-- START OF Given entries --

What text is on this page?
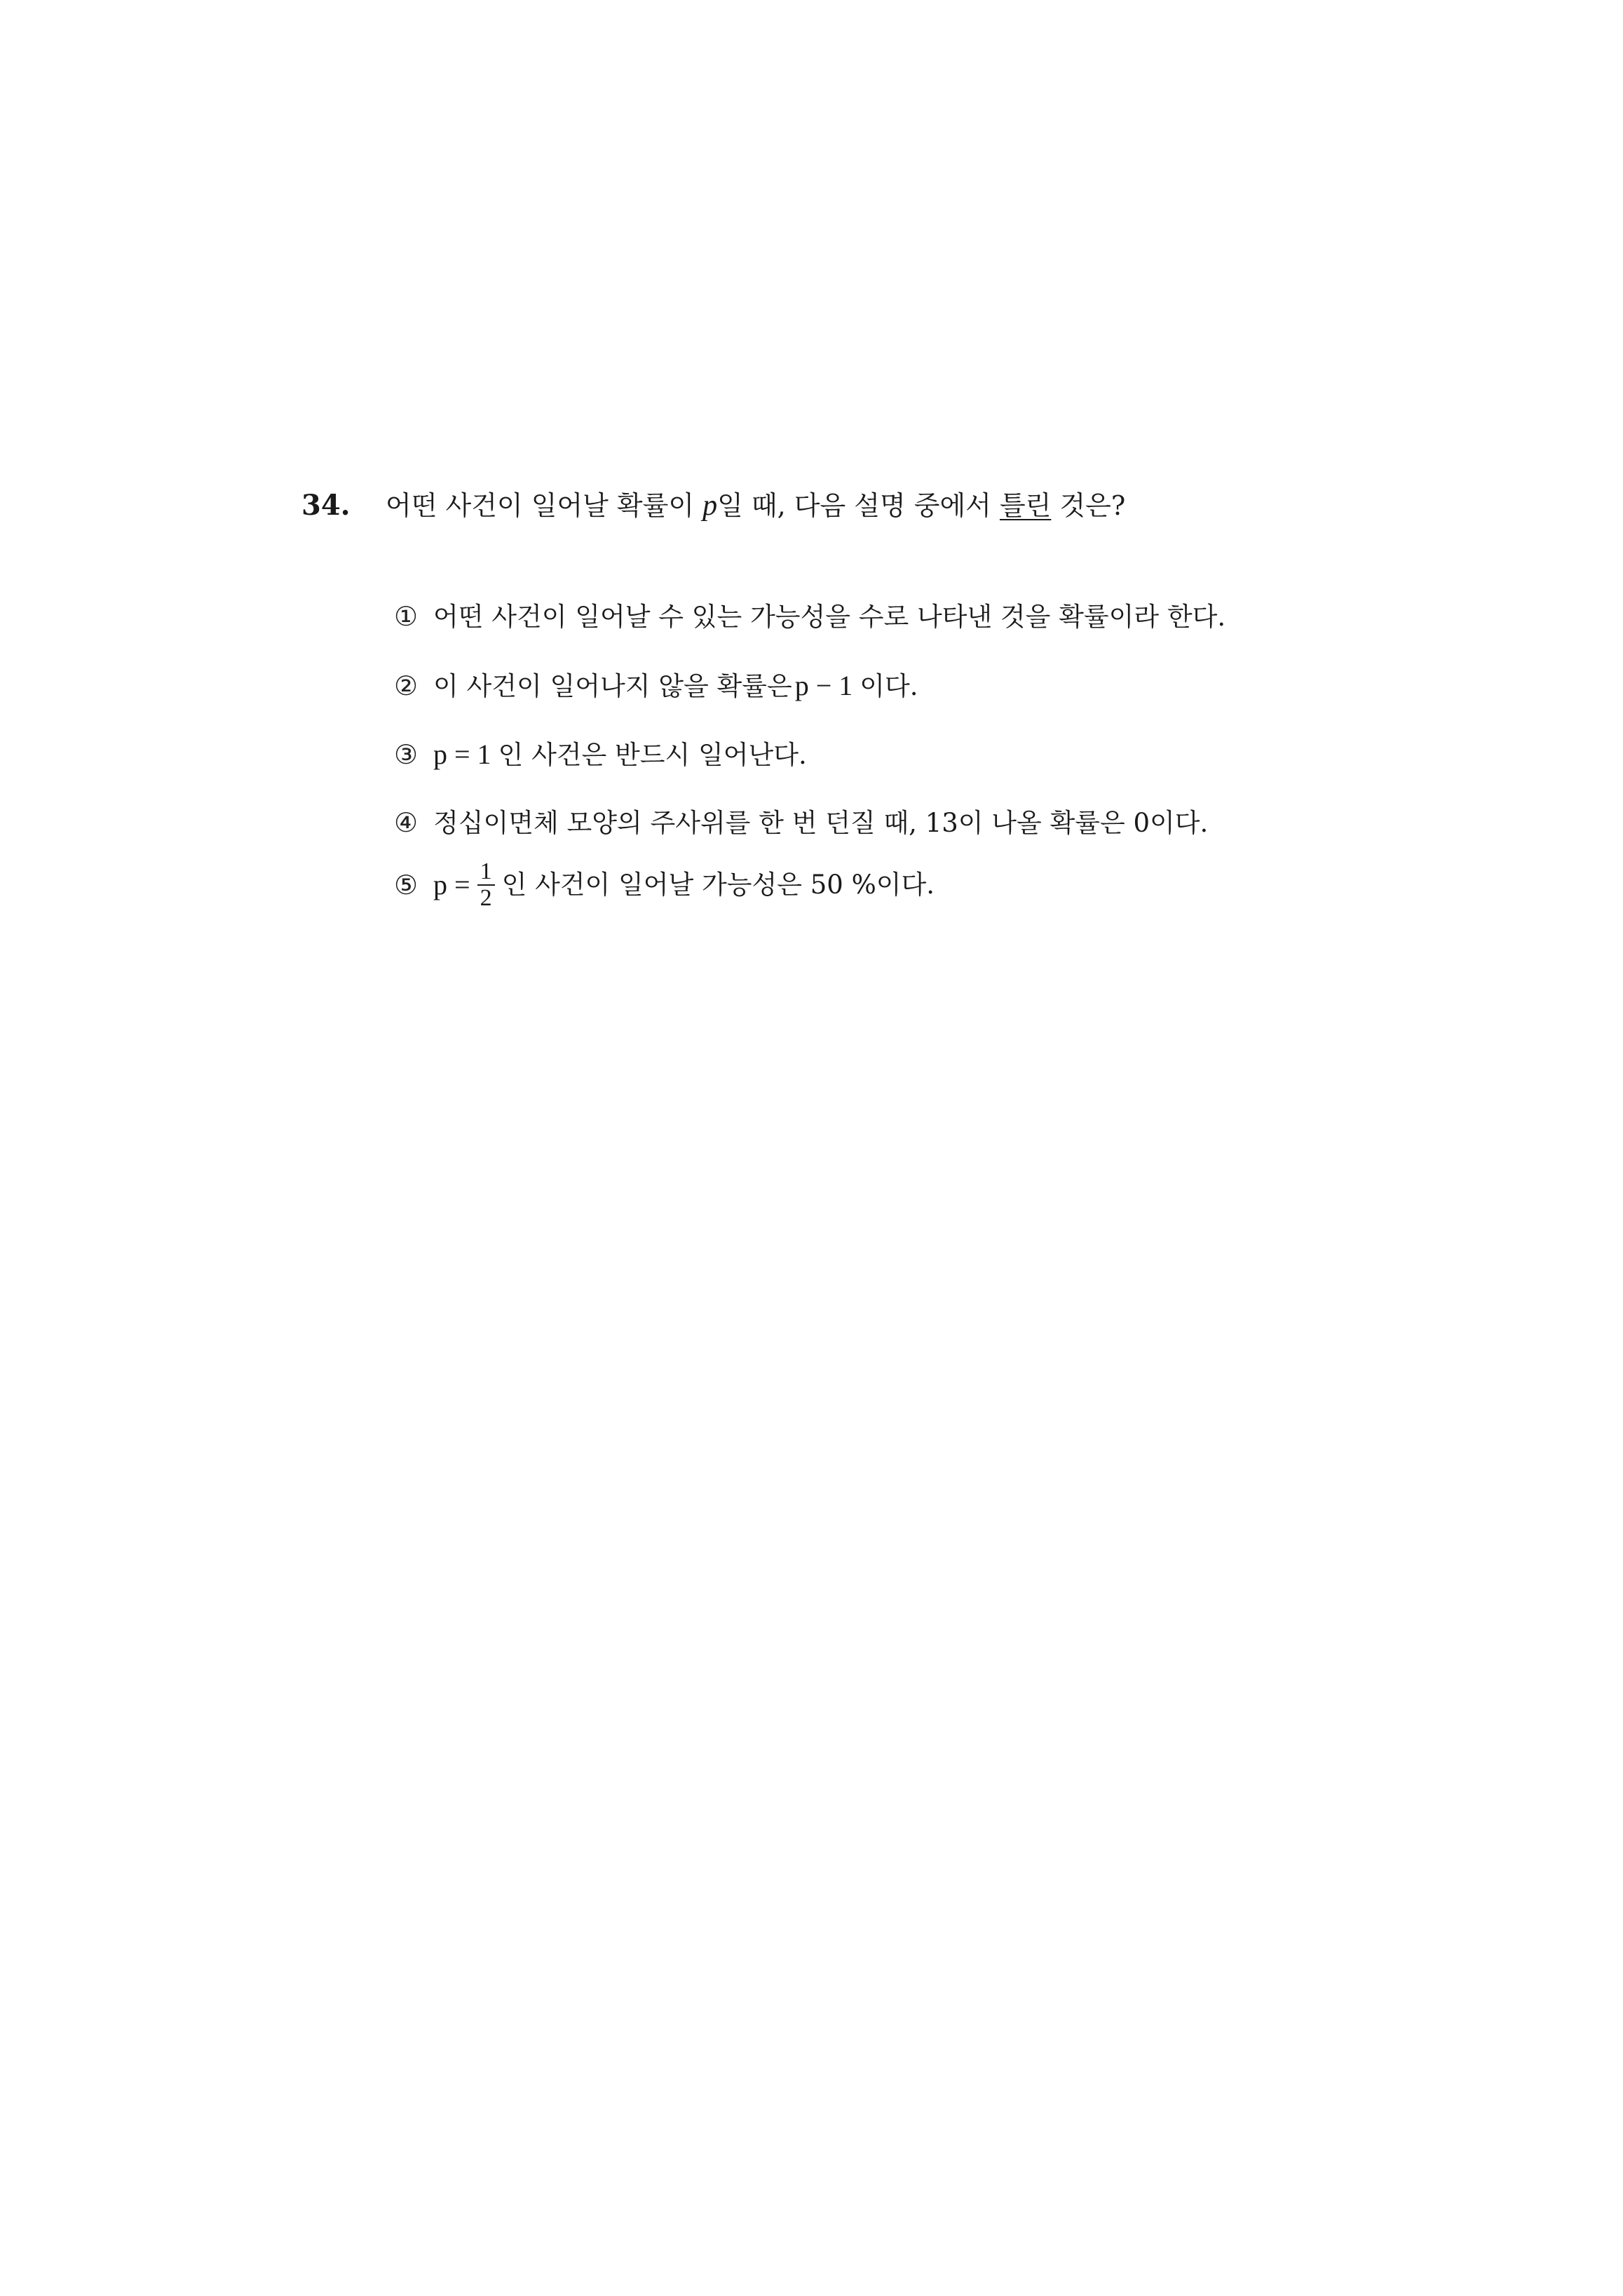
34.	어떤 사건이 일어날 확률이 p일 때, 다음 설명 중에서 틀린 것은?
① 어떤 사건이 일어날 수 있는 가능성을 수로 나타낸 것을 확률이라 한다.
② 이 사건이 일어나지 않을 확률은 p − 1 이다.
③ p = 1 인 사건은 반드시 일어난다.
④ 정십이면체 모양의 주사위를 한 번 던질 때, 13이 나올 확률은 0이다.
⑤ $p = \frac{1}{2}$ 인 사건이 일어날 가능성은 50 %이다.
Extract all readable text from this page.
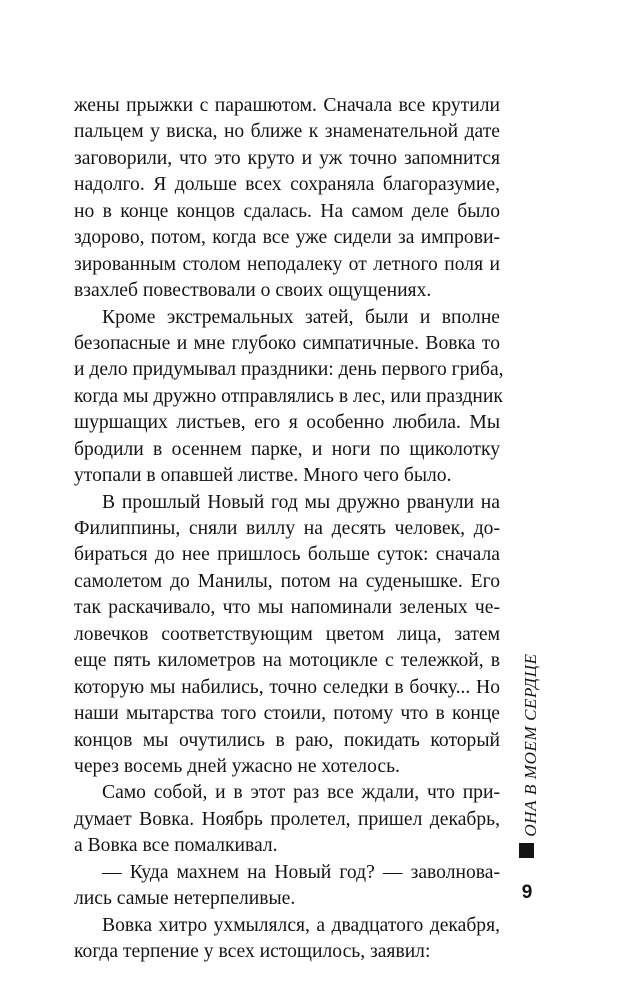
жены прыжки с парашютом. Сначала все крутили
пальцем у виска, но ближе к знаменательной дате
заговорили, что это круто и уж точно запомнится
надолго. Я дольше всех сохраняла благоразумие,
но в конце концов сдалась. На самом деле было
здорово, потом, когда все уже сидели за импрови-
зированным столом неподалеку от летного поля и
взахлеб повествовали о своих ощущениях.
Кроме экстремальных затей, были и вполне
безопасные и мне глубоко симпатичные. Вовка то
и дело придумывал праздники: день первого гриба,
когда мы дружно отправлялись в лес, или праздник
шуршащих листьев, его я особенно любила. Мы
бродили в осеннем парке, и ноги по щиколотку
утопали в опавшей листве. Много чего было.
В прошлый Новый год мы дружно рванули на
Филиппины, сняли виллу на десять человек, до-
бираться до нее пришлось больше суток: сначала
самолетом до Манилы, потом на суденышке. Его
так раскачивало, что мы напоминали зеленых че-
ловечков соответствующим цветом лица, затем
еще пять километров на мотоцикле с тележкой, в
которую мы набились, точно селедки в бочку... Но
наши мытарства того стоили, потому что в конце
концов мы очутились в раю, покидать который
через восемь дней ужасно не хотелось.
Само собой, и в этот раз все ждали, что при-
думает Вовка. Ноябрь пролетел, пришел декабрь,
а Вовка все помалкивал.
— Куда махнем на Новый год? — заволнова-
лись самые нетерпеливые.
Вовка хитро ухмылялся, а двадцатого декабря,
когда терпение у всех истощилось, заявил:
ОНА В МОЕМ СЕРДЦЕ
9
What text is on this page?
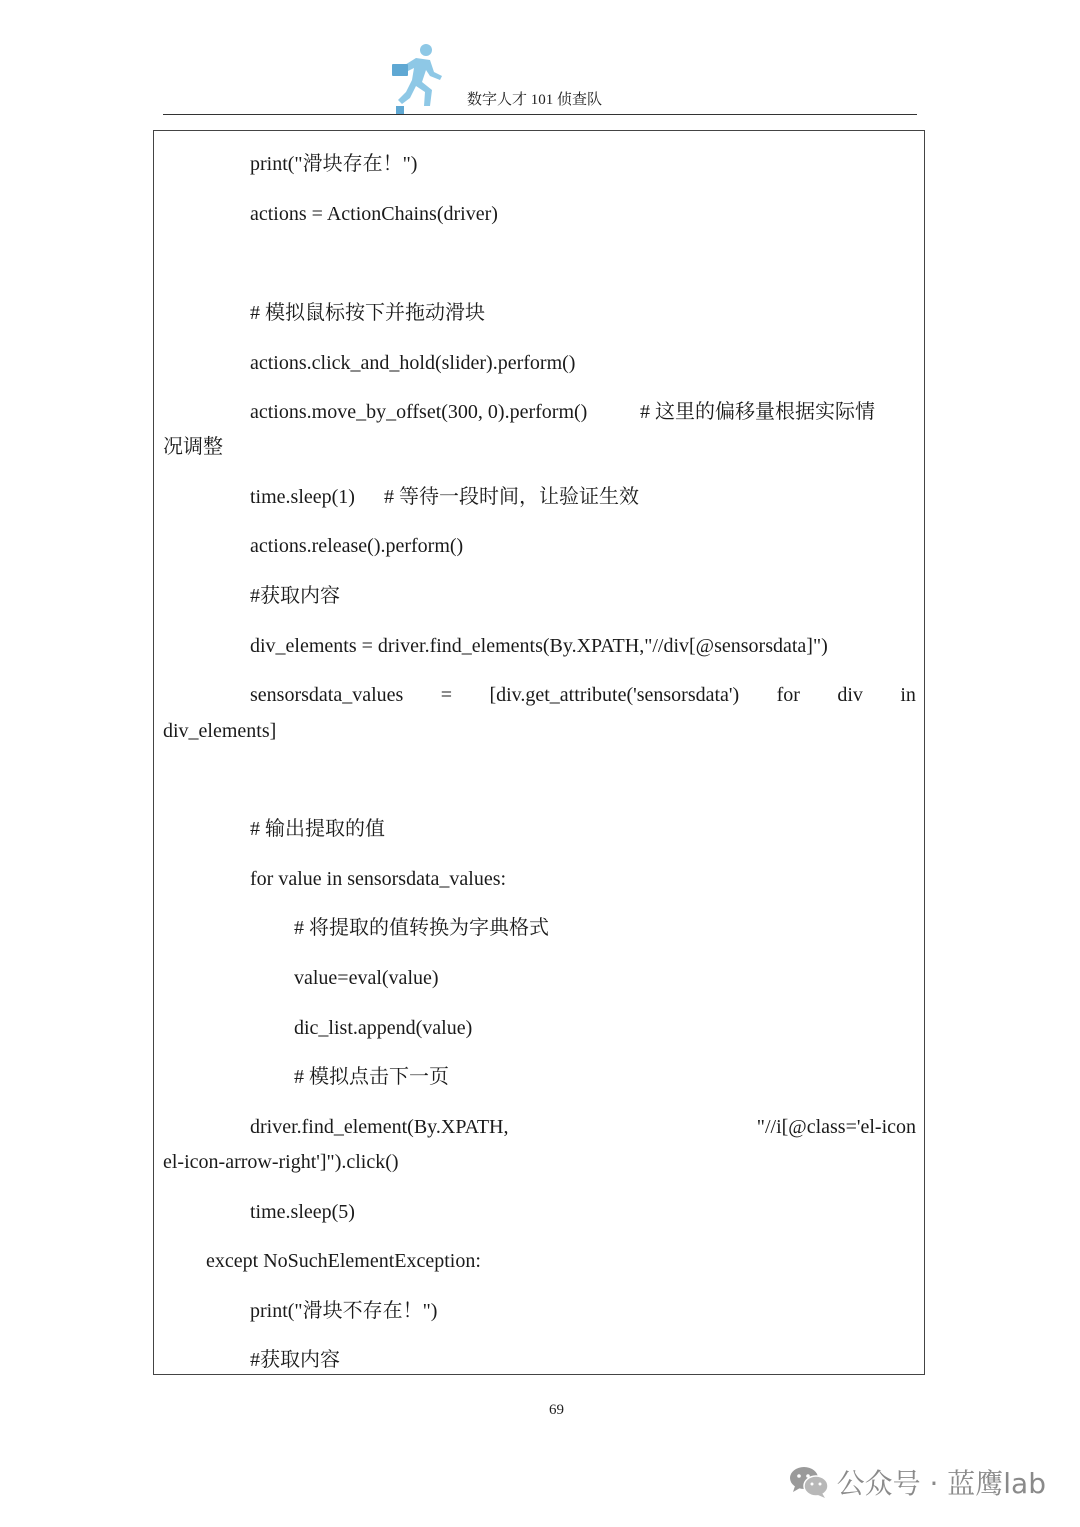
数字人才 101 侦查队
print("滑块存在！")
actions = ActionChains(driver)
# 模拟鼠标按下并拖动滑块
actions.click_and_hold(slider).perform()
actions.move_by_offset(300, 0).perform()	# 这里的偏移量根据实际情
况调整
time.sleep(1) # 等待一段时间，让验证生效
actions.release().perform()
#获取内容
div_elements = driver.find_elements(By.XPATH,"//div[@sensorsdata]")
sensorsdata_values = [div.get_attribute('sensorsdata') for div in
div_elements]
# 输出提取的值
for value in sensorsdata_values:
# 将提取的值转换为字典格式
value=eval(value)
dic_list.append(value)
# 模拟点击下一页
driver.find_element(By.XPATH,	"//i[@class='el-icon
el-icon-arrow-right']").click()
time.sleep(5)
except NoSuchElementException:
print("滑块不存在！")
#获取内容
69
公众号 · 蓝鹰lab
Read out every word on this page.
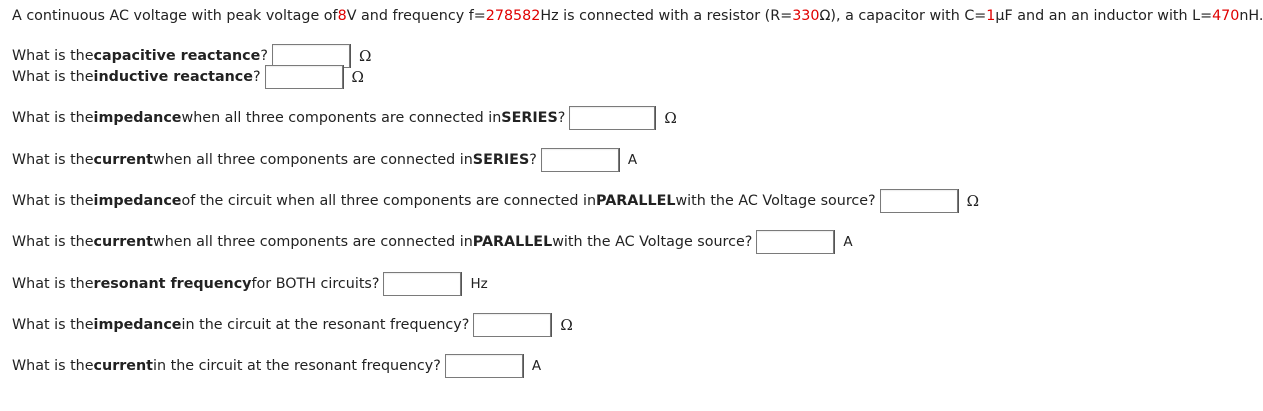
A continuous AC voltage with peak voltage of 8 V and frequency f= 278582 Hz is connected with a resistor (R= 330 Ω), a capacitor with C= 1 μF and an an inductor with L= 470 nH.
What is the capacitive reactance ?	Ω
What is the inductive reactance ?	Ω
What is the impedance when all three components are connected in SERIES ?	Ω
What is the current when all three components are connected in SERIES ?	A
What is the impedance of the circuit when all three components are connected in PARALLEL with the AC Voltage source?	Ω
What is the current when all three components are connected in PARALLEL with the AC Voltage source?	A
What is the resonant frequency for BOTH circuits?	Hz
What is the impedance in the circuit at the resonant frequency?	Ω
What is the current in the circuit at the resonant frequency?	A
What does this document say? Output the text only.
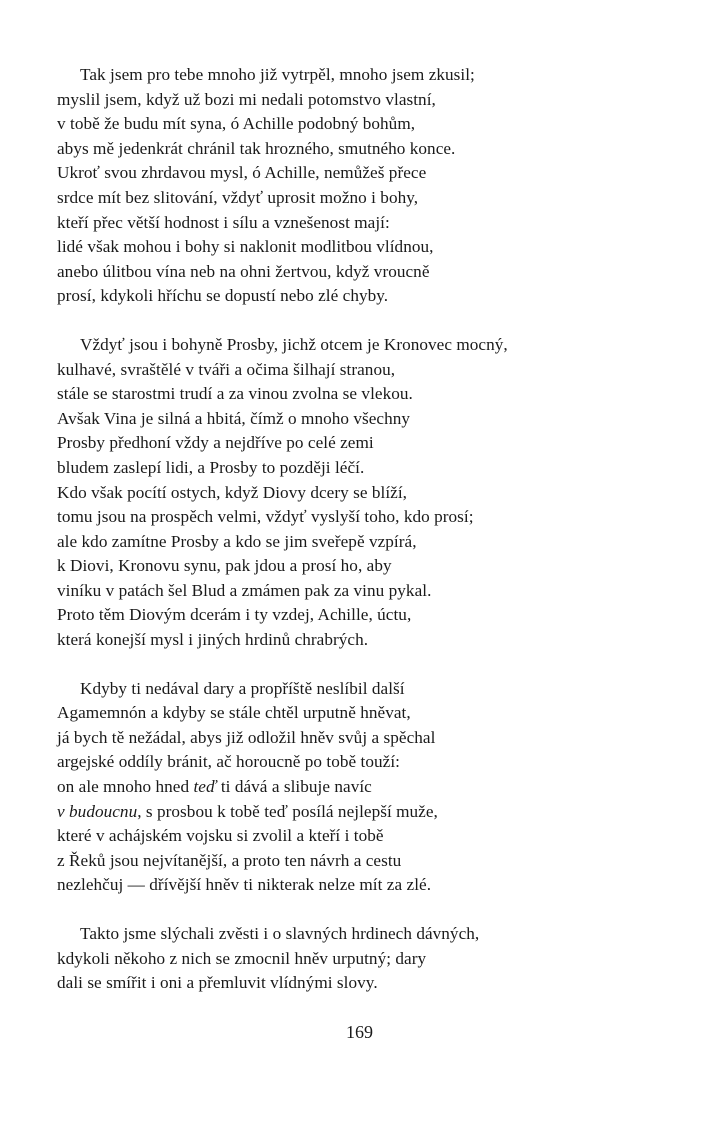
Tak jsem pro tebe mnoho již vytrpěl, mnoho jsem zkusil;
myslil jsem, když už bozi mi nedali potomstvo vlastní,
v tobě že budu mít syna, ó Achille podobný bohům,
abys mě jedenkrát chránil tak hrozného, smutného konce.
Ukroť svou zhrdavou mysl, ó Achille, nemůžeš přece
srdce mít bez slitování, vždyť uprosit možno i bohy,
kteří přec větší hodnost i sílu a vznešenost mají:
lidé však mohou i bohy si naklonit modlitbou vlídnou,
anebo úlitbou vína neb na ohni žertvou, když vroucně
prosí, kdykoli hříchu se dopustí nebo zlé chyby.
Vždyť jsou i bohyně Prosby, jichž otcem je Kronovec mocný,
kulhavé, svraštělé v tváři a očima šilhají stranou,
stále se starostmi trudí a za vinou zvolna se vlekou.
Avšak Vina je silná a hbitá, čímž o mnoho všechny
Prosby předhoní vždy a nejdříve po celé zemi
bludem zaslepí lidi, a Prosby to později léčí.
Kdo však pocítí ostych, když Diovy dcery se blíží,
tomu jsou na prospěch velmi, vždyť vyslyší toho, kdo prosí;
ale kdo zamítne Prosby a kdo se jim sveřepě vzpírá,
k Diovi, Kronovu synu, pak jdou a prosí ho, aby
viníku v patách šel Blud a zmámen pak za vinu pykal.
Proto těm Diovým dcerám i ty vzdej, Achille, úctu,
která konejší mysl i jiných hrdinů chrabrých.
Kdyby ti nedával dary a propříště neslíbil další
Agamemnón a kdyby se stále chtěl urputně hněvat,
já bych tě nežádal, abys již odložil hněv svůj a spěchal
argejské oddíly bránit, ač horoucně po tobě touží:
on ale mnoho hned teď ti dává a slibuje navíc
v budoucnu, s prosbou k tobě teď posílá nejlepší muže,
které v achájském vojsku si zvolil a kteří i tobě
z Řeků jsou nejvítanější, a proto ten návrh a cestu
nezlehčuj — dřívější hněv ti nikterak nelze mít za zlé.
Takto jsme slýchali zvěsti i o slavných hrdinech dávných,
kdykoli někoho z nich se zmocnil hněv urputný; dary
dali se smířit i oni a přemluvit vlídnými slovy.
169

-- END OF Given entries --

--- Job ---
Quote verbatim every line starting at the line that contains "What does this" and ending with the last line of the records; omit all pictures.

--- Answer to this problem ---
What does this document say? Output the text only.
Tak jsem pro tebe mnoho již vytrpěl, mnoho jsem zkusil;
myslil jsem, když už bozi mi nedali potomstvo vlastní,
v tobě že budu mít syna, ó Achille podobný bohům,
abys mě jedenkrát chránil tak hrozného, smutného konce.
Ukroť svou zhrdavou mysl, ó Achille, nemůžeš přece
srdce mít bez slitování, vždyť uprosit možno i bohy,
kteří přec větší hodnost i sílu a vznešenost mají:
lidé však mohou i bohy si naklonit modlitbou vlídnou,
anebo úlitbou vína neb na ohni žertvou, když vroucně
prosí, kdykoli hříchu se dopustí nebo zlé chyby.
Vždyť jsou i bohyně Prosby, jichž otcem je Kronovec mocný,
kulhavé, svraštělé v tváři a očima šilhají stranou,
stále se starostmi trudí a za vinou zvolna se vlekou.
Avšak Vina je silná a hbitá, čímž o mnoho všechny
Prosby předhoní vždy a nejdříve po celé zemi
bludem zaslepí lidi, a Prosby to později léčí.
Kdo však pocítí ostych, když Diovy dcery se blíží,
tomu jsou na prospěch velmi, vždyť vyslyší toho, kdo prosí;
ale kdo zamítne Prosby a kdo se jim sveřepě vzpírá,
k Diovi, Kronovu synu, pak jdou a prosí ho, aby
viníku v patách šel Blud a zmámen pak za vinu pykal.
Proto těm Diovým dcerám i ty vzdej, Achille, úctu,
která konejší mysl i jiných hrdinů chrabrých.
Kdyby ti nedával dary a propříště neslíbil další
Agamemnón a kdyby se stále chtěl urputně hněvat,
já bych tě nežádal, abys již odložil hněv svůj a spěchal
argejské oddíly bránit, ač horoucně po tobě touží:
on ale mnoho hned teď ti dává a slibuje navíc
v budoucnu, s prosbou k tobě teď posílá nejlepší muže,
které v achájském vojsku si zvolil a kteří i tobě
z Řeků jsou nejvítanější, a proto ten návrh a cestu
nezlehčuj — dřívější hněv ti nikterak nelze mít za zlé.
Takto jsme slýchali zvěsti i o slavných hrdinech dávných,
kdykoli někoho z nich se zmocnil hněv urputný; dary
dali se smířit i oni a přemluvit vlídnými slovy.
169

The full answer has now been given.